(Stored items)
==============================

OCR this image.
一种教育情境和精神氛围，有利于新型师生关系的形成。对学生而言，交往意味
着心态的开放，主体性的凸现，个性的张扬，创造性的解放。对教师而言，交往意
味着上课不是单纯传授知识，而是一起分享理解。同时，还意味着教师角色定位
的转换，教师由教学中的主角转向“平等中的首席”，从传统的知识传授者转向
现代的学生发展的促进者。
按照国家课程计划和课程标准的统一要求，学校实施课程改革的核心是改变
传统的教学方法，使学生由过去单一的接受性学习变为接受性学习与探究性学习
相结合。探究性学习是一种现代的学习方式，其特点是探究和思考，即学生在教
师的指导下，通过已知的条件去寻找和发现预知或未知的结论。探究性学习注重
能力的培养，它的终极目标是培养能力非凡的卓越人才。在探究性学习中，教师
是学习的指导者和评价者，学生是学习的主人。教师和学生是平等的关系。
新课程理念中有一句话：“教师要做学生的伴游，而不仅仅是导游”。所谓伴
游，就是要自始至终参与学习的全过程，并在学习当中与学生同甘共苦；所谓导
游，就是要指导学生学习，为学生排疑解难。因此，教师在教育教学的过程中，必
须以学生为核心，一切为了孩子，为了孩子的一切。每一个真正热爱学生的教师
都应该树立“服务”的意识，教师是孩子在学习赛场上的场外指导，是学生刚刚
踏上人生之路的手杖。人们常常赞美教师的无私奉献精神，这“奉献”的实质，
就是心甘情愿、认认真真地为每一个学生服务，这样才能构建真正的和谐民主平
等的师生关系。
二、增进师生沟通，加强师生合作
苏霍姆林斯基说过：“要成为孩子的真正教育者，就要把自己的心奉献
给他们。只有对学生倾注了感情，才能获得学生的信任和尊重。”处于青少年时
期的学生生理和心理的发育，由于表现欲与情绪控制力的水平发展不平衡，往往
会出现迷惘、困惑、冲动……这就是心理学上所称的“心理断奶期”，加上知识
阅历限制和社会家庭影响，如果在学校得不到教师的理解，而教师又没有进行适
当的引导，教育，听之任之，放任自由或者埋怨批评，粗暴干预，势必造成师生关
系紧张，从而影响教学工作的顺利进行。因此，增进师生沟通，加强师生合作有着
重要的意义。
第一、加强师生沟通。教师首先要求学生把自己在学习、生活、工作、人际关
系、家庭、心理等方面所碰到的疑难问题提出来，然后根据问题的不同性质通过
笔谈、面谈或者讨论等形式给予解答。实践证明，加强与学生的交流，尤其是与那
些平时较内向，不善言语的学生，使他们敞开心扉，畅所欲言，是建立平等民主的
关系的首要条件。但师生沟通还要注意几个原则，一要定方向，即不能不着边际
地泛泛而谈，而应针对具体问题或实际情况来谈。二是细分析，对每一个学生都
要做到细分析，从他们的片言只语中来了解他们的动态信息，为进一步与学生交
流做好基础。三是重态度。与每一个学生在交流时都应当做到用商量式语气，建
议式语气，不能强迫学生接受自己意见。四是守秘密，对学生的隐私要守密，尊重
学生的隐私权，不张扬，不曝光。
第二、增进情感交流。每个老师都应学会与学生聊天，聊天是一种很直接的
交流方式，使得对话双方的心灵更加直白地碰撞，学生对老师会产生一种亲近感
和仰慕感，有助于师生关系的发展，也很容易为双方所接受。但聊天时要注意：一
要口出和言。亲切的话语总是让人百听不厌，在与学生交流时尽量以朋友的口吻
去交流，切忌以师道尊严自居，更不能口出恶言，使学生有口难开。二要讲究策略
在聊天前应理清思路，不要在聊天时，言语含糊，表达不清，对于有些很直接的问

==============================

> **Exercise requirements**:
Copy each line above that contains the word "增进师生沟通".

> **Answer below**:
二、增进师生沟通，加强师生合作
系紧张，从而影响教学工作的顺利进行。因此，增进师生沟通，加强师生合作有着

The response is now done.